**SELECTED EXCERPT**
↓↓↓
The plaintiff in this case had been employed as a cook at the McDonald Drive-In during his junior and senior years in high school. Upon graduation, he left his parents' home and continued employment with McDonald working full time. Approximately ten months after his graduation, he was fired by McDonalds without the potential of returning to work. Six weeks later he suffered disabling injuries in an automobile accident During the six weeks preceding the accident, plaintiff made several attempts to secure employment by making job applications at various establishments in his community. In addition, during the same six week period, he did odd jobs for his father to pick up "a little change." He received no job offers during this time.

The trial court ruled that plaintiff was not entitled to recover no-fault benefits as a temporarily unemployed person because he could not prove that "but for" the accident he would have been successful in finding employment. In support of this conclusion, the trial judge took judicial notice of the high unemployment rate in plaintiff’s community at the time of the accident and found that for that reason, plaintiff was unable to secure work.

In this appeal to the circuit bench, Judge Ransom reversed the trial court's opinion and found, as a matter of law, that plaintiff was "temporarily unemployed" within the meaning of §3107a. In reaching this conclusion, Judge Ransom rejected the notion that §3107a imposes a "but for" standard on those seeking to recover work loss benefits as "temporarily unemployed" persons. Judge Ransom analyzed several prior Court of Appeals decisions dealing with this section of the Act and noted that these cases did not require that the accident victim prove he or she would have found employment but for the accident. The language in §3107a that it is "subject to the provisions of §3107(b)," is intended to allow recovery of work loss benefits based upon what an injured person would have actually earned if the person could prove that he would have found a job and would have earned a specific income through such employment In that situation, the injured person would not be limited to benefits based upon the last full month of employment, which is the measure of damages referred to in §3107a.

In further support of his conclusion, Judge Ransom cited appellate authority for the proposition that the No-Fault Act is remedial in nature and thus should be liberally construed in favor of those who are to be benefited by the statute.
↑↑↑
**RECORD LIST**
↓↓↓
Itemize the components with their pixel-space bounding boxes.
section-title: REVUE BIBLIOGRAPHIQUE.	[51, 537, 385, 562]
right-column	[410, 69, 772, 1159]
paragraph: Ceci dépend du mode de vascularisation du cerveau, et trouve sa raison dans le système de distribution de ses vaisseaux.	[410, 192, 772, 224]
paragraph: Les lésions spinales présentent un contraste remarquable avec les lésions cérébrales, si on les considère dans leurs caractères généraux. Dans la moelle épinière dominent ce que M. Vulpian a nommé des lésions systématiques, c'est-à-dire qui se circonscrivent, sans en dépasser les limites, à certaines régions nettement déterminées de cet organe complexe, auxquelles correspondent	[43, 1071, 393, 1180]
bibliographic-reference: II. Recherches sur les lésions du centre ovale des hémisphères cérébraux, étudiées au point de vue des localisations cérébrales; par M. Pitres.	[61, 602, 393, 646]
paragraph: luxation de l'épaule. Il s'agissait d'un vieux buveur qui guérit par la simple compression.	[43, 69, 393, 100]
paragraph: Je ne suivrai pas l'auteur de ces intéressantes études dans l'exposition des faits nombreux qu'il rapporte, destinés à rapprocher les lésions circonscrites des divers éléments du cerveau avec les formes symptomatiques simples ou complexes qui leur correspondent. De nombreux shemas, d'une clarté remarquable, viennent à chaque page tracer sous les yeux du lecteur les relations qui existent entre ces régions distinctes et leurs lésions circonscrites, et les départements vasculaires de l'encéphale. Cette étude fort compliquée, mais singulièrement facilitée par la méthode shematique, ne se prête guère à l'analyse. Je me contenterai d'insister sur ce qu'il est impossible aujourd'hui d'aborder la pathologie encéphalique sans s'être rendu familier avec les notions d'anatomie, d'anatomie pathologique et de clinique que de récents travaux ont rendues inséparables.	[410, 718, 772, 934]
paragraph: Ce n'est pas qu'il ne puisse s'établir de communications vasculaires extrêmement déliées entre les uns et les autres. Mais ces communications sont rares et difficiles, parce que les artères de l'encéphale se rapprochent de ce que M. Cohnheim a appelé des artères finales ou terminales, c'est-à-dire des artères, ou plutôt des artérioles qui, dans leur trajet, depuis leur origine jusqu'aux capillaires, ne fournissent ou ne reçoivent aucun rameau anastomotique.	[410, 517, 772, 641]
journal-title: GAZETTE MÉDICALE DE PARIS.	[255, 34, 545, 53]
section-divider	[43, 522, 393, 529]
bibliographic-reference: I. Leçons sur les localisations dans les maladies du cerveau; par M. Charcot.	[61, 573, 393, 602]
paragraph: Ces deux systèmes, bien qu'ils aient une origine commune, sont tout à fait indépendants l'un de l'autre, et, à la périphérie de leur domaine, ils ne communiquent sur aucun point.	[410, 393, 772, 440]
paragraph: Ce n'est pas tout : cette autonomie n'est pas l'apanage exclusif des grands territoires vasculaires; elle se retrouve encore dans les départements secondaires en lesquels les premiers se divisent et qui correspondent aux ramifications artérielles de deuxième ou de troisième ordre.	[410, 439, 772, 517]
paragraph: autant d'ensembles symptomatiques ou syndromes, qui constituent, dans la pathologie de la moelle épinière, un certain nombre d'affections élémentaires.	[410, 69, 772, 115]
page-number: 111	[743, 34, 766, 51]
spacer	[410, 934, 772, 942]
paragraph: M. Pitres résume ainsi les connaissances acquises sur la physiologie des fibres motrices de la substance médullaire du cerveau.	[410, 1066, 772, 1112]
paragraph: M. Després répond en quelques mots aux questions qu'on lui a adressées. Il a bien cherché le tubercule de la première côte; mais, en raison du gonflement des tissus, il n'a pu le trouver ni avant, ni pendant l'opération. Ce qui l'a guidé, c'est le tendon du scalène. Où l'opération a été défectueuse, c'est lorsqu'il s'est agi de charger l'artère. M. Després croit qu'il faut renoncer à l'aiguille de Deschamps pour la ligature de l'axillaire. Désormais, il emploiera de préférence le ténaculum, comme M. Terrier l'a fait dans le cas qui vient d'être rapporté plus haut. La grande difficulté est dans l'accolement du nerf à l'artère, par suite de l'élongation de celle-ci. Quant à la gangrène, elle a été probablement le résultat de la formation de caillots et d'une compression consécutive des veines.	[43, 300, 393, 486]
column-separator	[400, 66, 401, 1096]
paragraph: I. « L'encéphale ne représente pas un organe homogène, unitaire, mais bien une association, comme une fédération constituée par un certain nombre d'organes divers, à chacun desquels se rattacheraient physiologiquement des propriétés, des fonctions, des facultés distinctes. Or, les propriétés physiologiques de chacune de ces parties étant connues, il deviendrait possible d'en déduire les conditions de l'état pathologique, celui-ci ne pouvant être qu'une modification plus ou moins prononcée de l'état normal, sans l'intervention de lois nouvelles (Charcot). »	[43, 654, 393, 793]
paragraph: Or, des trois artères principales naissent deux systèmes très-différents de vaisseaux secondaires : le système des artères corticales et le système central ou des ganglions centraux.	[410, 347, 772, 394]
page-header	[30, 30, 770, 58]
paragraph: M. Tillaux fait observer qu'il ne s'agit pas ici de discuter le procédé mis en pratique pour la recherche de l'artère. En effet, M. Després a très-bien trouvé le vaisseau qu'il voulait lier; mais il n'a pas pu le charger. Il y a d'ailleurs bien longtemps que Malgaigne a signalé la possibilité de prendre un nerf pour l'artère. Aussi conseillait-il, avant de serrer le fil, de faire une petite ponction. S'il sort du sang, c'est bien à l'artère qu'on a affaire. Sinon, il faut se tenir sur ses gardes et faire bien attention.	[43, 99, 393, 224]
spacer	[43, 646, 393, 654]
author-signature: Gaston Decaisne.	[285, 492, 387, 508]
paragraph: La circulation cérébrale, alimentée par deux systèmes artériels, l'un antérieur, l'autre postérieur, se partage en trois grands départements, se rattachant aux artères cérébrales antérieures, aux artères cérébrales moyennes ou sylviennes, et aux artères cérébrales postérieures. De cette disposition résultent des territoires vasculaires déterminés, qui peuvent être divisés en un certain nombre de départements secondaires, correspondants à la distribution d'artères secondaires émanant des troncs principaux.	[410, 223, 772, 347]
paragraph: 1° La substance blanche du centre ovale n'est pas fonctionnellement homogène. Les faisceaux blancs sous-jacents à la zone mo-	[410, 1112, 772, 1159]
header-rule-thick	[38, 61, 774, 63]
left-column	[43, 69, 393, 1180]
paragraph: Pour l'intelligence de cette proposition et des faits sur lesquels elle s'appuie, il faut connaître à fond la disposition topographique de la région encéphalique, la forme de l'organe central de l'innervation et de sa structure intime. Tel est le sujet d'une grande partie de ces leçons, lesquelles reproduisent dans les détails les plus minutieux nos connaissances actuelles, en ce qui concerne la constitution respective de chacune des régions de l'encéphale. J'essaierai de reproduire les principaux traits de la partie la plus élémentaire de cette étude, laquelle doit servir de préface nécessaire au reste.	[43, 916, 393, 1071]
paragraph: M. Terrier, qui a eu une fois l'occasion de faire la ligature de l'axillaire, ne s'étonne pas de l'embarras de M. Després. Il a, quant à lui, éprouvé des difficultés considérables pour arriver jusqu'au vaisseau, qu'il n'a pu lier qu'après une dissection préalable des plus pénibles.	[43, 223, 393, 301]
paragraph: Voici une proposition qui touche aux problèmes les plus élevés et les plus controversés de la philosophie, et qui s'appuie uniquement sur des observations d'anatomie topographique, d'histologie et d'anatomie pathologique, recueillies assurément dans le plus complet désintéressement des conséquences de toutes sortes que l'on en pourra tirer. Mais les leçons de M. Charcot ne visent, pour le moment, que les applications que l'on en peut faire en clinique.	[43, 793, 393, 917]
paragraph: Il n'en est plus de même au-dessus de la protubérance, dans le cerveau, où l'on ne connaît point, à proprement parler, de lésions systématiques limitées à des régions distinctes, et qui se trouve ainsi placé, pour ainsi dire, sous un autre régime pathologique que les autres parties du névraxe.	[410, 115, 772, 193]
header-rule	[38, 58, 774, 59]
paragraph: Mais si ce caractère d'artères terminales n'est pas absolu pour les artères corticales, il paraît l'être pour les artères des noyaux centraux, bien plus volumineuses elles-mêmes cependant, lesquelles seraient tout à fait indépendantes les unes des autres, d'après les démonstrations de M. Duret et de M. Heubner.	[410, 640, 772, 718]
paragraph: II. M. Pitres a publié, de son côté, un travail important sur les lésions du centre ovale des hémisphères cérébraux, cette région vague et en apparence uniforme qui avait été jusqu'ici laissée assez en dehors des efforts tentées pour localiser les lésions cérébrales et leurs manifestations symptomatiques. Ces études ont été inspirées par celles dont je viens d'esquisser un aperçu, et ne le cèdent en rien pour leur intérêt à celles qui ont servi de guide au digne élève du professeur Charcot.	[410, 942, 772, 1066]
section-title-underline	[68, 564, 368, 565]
↑↑↑
**SET OF TASKS**
- 1) Decide whether each statement below agrees with the excerpt on no-fault work loss benefits, answering yes or no and quoting the deciding words of the excerpt. (a) The plaintiff was fired about ten months after his high school graduation. (b) The plaintiff received one job offer in the six weeks before the accident. (c) Judge Ransom upheld the trial court's opinion.
- 2) Reproduce the passage of the excerpt on no-fault work loss benefits starting at "The trial court ruled" and ending at "to secure work.".

**TASK-BY-TASK RESULTS**
- 1)
(a) Yes: "Approximately ten months after his graduation, he was fired by McDonalds without the potential of returning to work."
(b) No: "He received no job offers during this time."
(c) No: "Judge Ransom reversed the trial court's opinion"

- 2)
The trial court ruled that plaintiff was not entitled to recover no-fault benefits as a temporarily unemployed person because he could not prove that "but for" the accident he would have been successful in finding employment. In support of this conclusion, the trial judge took judicial notice of the high unemployment rate in plaintiff’s community at the time of the accident and found that for that reason, plaintiff was unable to secure work.